## Directions:
Select every line below containing the word "whole".

## Input rows:
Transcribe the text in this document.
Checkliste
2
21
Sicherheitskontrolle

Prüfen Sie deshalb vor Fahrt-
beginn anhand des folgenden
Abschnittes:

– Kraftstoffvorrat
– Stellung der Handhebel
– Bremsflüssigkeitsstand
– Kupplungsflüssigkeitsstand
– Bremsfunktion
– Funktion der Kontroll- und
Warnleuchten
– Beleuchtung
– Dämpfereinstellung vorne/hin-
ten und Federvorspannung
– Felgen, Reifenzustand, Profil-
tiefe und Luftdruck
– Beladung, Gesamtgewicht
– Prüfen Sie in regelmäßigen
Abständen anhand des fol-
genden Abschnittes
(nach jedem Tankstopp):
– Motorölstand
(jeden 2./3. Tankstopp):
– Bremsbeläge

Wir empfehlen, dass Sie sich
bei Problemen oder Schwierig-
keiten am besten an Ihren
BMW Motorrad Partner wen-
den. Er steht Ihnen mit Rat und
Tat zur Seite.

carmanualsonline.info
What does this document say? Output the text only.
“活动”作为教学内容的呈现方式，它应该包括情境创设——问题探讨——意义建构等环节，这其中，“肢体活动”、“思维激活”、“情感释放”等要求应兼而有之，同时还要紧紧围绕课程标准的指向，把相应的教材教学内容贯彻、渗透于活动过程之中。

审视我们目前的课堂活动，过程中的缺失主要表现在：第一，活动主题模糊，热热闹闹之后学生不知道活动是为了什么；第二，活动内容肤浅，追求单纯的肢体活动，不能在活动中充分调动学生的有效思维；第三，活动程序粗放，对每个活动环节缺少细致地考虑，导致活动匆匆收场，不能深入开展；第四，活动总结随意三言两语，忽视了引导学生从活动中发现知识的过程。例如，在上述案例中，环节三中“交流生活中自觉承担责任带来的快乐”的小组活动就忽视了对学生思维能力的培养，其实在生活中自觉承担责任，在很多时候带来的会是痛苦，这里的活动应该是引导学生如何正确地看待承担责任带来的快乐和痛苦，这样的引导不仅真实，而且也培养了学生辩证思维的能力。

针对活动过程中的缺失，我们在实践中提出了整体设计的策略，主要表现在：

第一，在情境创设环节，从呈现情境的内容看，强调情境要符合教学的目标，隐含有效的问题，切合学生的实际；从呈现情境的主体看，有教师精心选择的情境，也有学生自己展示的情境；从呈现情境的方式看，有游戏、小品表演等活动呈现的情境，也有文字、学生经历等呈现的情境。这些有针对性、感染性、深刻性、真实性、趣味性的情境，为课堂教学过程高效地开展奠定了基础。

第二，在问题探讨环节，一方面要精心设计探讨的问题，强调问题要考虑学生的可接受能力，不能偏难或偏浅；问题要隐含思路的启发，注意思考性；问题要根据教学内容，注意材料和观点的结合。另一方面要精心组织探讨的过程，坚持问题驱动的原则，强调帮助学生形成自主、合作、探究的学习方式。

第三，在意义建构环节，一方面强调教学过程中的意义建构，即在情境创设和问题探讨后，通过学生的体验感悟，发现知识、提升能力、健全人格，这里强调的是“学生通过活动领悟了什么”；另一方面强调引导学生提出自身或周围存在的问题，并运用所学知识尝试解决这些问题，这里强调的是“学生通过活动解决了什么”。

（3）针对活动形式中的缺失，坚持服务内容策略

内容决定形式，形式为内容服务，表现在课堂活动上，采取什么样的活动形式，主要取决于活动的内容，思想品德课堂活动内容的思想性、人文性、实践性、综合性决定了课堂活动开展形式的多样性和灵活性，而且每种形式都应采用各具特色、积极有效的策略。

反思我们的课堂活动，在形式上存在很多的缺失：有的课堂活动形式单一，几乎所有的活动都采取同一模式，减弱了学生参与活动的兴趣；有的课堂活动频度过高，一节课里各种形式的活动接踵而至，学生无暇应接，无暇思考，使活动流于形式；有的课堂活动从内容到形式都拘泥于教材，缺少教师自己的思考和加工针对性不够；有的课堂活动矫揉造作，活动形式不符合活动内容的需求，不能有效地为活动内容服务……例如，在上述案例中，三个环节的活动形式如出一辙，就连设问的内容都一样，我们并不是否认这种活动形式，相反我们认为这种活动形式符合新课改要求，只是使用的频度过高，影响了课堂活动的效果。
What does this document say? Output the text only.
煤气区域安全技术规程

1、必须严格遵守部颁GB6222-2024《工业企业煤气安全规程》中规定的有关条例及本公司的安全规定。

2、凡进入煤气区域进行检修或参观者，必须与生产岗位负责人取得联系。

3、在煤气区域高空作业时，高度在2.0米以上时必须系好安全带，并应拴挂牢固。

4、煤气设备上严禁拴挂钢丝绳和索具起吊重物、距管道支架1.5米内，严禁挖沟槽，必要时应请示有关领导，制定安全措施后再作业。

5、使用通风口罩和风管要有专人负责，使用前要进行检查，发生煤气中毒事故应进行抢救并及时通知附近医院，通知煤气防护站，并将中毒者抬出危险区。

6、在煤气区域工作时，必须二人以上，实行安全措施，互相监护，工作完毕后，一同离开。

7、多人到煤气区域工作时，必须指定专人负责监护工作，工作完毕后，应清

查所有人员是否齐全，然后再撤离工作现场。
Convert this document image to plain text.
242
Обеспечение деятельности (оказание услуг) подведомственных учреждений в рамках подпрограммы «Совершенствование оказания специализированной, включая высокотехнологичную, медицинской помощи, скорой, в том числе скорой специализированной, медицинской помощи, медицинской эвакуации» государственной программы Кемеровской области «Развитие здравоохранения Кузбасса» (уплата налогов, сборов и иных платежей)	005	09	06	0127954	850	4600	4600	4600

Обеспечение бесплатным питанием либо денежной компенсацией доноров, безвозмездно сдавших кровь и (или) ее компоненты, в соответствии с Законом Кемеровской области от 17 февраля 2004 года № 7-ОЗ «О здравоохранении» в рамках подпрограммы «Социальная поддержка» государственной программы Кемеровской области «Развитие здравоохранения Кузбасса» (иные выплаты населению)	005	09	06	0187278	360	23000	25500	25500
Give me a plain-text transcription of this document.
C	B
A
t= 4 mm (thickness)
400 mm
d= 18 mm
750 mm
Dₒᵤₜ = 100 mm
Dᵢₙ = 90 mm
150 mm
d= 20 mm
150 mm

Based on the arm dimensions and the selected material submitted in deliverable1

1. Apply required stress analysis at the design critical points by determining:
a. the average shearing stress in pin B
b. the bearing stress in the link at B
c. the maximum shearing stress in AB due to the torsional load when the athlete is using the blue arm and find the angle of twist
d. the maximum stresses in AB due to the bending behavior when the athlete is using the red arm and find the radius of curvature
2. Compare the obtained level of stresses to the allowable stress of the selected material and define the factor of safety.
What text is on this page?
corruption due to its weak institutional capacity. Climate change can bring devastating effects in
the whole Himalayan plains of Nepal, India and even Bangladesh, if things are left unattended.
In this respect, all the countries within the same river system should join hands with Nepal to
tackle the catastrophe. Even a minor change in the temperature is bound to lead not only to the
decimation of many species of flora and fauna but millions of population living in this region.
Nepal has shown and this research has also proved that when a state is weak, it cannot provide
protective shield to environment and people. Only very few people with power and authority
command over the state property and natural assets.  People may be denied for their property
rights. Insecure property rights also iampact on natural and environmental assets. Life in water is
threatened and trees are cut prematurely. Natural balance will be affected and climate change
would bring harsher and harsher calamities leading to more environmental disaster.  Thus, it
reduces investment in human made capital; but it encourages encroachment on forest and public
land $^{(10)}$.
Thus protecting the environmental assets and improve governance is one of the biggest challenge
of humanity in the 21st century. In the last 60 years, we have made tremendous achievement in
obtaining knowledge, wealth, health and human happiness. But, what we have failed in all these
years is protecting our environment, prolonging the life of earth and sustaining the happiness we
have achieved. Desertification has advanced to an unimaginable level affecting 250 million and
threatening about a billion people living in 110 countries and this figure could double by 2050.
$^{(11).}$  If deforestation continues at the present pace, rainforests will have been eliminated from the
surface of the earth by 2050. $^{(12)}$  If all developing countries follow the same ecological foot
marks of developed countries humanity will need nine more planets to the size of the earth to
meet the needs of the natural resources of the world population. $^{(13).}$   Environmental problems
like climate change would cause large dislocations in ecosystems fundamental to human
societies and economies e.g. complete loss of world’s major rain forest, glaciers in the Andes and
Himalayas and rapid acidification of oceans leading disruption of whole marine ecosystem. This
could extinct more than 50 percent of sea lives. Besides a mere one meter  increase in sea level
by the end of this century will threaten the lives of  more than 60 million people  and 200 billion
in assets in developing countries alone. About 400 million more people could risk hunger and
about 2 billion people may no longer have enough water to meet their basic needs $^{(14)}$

## Full solution:
the whole Himalayan plains of Nepal, India and even Bangladesh, if things are left unattended.
Himalayas and rapid acidification of oceans leading disruption of whole marine ecosystem. This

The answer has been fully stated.